Competition alone, however, does not explain the pervasiveness of payoffs abroad. Another factor is that so many officials at almost every level are on the take. Part of the reason is that in many parts of the world, notably the Middle East, Asia and Africa, a true market system based on the price and quality of goods has never existed. Instead, commerce is carried on through intricate webs of associations and social connections that are lubricated by many forms of tribute, including money.

Even in a nation as advanced as Japan, there is a bewildering and deeply rooted system of extramarket arrangements that shape and guide the way that business is done. One of these is the custom of On, which requires that all favors be repaid, often in the form of cash. Not only are there no moral qualms about such payments but failure to make them could result in a loss of face. Asked why Lockheed had made its lavish payments to Political Manipulator Kodama, Kotchian replied that the Japanese political-industrial establishment is extremely tightly knit and Lockheed had to have someone in it speaking for the company in order to win any contracts.

> **ENTRIES PROVIDED**:

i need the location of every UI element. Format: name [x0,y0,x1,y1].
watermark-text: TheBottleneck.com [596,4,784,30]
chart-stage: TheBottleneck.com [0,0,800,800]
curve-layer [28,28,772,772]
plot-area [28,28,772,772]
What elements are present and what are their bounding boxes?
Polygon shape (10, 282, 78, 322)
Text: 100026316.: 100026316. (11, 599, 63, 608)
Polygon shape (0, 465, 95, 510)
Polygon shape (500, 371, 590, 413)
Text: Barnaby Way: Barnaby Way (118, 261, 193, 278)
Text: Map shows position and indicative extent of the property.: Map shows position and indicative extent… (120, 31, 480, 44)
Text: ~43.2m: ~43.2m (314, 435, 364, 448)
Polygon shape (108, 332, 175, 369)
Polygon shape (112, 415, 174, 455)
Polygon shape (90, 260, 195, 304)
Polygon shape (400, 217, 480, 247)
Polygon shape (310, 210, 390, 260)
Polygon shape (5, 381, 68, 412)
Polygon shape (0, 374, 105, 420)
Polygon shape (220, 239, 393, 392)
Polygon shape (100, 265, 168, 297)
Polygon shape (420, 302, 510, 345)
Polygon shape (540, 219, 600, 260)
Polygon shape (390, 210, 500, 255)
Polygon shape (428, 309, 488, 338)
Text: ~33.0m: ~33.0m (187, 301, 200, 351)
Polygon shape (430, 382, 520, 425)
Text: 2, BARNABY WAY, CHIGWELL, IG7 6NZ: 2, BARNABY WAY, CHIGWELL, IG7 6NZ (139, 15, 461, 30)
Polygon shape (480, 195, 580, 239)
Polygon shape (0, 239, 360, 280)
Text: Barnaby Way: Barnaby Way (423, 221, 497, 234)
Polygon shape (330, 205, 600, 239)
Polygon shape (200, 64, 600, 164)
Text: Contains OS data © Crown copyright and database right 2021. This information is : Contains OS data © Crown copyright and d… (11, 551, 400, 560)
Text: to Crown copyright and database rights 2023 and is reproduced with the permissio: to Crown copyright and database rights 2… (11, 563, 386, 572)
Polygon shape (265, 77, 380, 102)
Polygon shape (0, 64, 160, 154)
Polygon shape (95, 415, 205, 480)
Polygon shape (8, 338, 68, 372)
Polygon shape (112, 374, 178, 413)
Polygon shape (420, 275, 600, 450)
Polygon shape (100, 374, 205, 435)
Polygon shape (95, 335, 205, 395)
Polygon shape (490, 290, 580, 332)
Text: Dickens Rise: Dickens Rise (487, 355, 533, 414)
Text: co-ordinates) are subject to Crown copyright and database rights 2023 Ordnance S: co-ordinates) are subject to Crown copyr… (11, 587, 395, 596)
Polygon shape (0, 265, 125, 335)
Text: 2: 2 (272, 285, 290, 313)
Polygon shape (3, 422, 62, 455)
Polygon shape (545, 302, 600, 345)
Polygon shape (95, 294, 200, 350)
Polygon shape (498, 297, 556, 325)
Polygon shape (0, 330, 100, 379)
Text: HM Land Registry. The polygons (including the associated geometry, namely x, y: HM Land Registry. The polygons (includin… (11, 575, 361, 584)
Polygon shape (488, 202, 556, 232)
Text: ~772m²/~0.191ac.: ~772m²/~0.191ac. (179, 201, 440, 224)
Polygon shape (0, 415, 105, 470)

> **THINGS TO DO**:
• a. List every world region or country that the passage on business payoffs abroad names.
• b. Carry the passage on business payoffs abroad forward from its final sentence with a few more sentences.
The lines that come after the passage on business payoffs abroad are separate material and are not part of it.

> **RESULTS OF THE TASKS**:
• a. Middle East, Asia, Africa, Japan

• b.
Another reason U.S. firms are forced to do business amid a cluster of outstretched palms is that in many developing countries all Western (and even Japanese) companies are regarded as neoimperialists, out to extract all they can from the land and its labor. Such a view overlooks the modernizing benefits such firms can bring to the Third World and considers it almost patriotic to nick foreign companies for as much as possible. Beyond all that, however, much of the bribery that goes on overseas is nothing more than a reflection of the rapacious greed of those in positions of power.

Bribery, in fact, greases all kinds of transactions, from getting a minor import license to selling a fleet of aircraft. An American ambassador in an Arab country asks rhetorically: "You don't think Arab governments equip their armed forces on the basis of sophisticated flypasts or comparative field trials, do you?"